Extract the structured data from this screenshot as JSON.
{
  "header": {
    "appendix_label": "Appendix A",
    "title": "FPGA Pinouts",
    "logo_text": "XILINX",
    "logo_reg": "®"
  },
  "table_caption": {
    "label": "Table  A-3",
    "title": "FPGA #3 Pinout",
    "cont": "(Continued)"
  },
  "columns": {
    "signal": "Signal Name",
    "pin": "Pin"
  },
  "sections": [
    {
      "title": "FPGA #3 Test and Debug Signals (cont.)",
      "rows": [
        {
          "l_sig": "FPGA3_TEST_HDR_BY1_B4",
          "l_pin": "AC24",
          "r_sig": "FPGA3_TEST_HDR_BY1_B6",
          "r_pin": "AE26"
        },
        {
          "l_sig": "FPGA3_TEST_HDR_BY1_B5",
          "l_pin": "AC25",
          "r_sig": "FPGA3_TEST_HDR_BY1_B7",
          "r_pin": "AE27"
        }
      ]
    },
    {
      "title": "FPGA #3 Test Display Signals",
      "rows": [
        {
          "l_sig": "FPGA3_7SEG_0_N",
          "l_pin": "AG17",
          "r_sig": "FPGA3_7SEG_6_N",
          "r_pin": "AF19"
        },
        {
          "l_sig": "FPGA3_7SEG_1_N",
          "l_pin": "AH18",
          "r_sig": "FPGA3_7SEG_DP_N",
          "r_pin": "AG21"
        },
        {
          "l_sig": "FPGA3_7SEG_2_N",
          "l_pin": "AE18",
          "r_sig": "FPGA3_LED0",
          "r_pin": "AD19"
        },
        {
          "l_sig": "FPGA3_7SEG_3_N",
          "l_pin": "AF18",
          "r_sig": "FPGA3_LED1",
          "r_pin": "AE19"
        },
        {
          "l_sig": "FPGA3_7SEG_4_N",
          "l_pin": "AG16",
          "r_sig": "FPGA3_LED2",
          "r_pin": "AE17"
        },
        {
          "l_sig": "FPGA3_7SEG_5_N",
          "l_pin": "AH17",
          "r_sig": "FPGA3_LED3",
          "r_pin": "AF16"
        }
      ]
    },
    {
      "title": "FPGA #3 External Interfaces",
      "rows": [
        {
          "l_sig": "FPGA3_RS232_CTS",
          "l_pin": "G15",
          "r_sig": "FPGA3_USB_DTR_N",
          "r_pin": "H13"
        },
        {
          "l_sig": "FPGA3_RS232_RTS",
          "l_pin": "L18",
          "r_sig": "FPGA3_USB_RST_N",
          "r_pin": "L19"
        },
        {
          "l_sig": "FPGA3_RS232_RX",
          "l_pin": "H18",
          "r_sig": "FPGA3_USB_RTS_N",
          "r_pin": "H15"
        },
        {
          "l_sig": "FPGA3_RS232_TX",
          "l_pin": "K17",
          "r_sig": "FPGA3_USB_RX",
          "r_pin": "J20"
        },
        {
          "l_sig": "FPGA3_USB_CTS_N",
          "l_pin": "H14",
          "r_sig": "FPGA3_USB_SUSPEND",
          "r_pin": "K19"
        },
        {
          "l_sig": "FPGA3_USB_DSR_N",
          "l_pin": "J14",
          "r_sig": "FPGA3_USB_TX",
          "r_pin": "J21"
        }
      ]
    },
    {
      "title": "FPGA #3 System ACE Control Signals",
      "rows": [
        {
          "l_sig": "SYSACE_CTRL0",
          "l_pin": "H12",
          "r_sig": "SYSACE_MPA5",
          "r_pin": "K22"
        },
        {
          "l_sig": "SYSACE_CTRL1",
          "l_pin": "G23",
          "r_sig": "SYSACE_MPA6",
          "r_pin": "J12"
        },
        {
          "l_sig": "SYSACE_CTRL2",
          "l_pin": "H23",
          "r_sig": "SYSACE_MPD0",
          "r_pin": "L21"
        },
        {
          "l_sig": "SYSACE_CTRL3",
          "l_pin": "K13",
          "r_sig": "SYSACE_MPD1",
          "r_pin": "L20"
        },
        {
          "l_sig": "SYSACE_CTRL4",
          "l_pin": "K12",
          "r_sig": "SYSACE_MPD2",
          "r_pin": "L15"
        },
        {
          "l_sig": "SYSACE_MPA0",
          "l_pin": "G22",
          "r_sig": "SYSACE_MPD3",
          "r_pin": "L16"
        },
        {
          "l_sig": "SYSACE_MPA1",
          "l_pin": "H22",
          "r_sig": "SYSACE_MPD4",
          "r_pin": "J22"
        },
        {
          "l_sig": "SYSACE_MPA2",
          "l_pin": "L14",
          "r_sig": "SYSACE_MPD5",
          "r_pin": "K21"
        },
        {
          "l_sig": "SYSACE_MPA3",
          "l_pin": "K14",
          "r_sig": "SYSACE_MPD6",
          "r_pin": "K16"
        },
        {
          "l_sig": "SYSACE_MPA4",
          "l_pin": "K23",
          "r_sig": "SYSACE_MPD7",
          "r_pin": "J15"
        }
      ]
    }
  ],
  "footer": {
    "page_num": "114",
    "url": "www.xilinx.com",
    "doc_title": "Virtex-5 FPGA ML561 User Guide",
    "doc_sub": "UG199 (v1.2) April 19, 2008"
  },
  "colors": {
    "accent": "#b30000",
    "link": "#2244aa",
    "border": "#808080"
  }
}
= = = =
Do this | Each record above should be restated word for word.

Response to the task |
Extract the structured data from this screenshot as JSON.
{
  "header": {
    "appendix_label": "Appendix A",
    "title": "FPGA Pinouts",
    "logo_text": "XILINX",
    "logo_reg": "®"
  },
  "table_caption": {
    "label": "Table  A-3",
    "title": "FPGA #3 Pinout",
    "cont": "(Continued)"
  },
  "columns": {
    "signal": "Signal Name",
    "pin": "Pin"
  },
  "sections": [
    {
      "title": "FPGA #3 Test and Debug Signals (cont.)",
      "rows": [
        {
          "l_sig": "FPGA3_TEST_HDR_BY1_B4",
          "l_pin": "AC24",
          "r_sig": "FPGA3_TEST_HDR_BY1_B6",
          "r_pin": "AE26"
        },
        {
          "l_sig": "FPGA3_TEST_HDR_BY1_B5",
          "l_pin": "AC25",
          "r_sig": "FPGA3_TEST_HDR_BY1_B7",
          "r_pin": "AE27"
        }
      ]
    },
    {
      "title": "FPGA #3 Test Display Signals",
      "rows": [
        {
          "l_sig": "FPGA3_7SEG_0_N",
          "l_pin": "AG17",
          "r_sig": "FPGA3_7SEG_6_N",
          "r_pin": "AF19"
        },
        {
          "l_sig": "FPGA3_7SEG_1_N",
          "l_pin": "AH18",
          "r_sig": "FPGA3_7SEG_DP_N",
          "r_pin": "AG21"
        },
        {
          "l_sig": "FPGA3_7SEG_2_N",
          "l_pin": "AE18",
          "r_sig": "FPGA3_LED0",
          "r_pin": "AD19"
        },
        {
          "l_sig": "FPGA3_7SEG_3_N",
          "l_pin": "AF18",
          "r_sig": "FPGA3_LED1",
          "r_pin": "AE19"
        },
        {
          "l_sig": "FPGA3_7SEG_4_N",
          "l_pin": "AG16",
          "r_sig": "FPGA3_LED2",
          "r_pin": "AE17"
        },
        {
          "l_sig": "FPGA3_7SEG_5_N",
          "l_pin": "AH17",
          "r_sig": "FPGA3_LED3",
          "r_pin": "AF16"
        }
      ]
    },
    {
      "title": "FPGA #3 External Interfaces",
      "rows": [
        {
          "l_sig": "FPGA3_RS232_CTS",
          "l_pin": "G15",
          "r_sig": "FPGA3_USB_DTR_N",
          "r_pin": "H13"
        },
        {
          "l_sig": "FPGA3_RS232_RTS",
          "l_pin": "L18",
          "r_sig": "FPGA3_USB_RST_N",
          "r_pin": "L19"
        },
        {
          "l_sig": "FPGA3_RS232_RX",
          "l_pin": "H18",
          "r_sig": "FPGA3_USB_RTS_N",
          "r_pin": "H15"
        },
        {
          "l_sig": "FPGA3_RS232_TX",
          "l_pin": "K17",
          "r_sig": "FPGA3_USB_RX",
          "r_pin": "J20"
        },
        {
          "l_sig": "FPGA3_USB_CTS_N",
          "l_pin": "H14",
          "r_sig": "FPGA3_USB_SUSPEND",
          "r_pin": "K19"
        },
        {
          "l_sig": "FPGA3_USB_DSR_N",
          "l_pin": "J14",
          "r_sig": "FPGA3_USB_TX",
          "r_pin": "J21"
        }
      ]
    },
    {
      "title": "FPGA #3 System ACE Control Signals",
      "rows": [
        {
          "l_sig": "SYSACE_CTRL0",
          "l_pin": "H12",
          "r_sig": "SYSACE_MPA5",
          "r_pin": "K22"
        },
        {
          "l_sig": "SYSACE_CTRL1",
          "l_pin": "G23",
          "r_sig": "SYSACE_MPA6",
          "r_pin": "J12"
        },
        {
          "l_sig": "SYSACE_CTRL2",
          "l_pin": "H23",
          "r_sig": "SYSACE_MPD0",
          "r_pin": "L21"
        },
        {
          "l_sig": "SYSACE_CTRL3",
          "l_pin": "K13",
          "r_sig": "SYSACE_MPD1",
          "r_pin": "L20"
        },
        {
          "l_sig": "SYSACE_CTRL4",
          "l_pin": "K12",
          "r_sig": "SYSACE_MPD2",
          "r_pin": "L15"
        },
        {
          "l_sig": "SYSACE_MPA0",
          "l_pin": "G22",
          "r_sig": "SYSACE_MPD3",
          "r_pin": "L16"
        },
        {
          "l_sig": "SYSACE_MPA1",
          "l_pin": "H22",
          "r_sig": "SYSACE_MPD4",
          "r_pin": "J22"
        },
        {
          "l_sig": "SYSACE_MPA2",
          "l_pin": "L14",
          "r_sig": "SYSACE_MPD5",
          "r_pin": "K21"
        },
        {
          "l_sig": "SYSACE_MPA3",
          "l_pin": "K14",
          "r_sig": "SYSACE_MPD6",
          "r_pin": "K16"
        },
        {
          "l_sig": "SYSACE_MPA4",
          "l_pin": "K23",
          "r_sig": "SYSACE_MPD7",
          "r_pin": "J15"
        }
      ]
    }
  ],
  "footer": {
    "page_num": "114",
    "url": "www.xilinx.com",
    "doc_title": "Virtex-5 FPGA ML561 User Guide",
    "doc_sub": "UG199 (v1.2) April 19, 2008"
  },
  "colors": {
    "accent": "#b30000",
    "link": "#2244aa",
    "border": "#808080"
  }
}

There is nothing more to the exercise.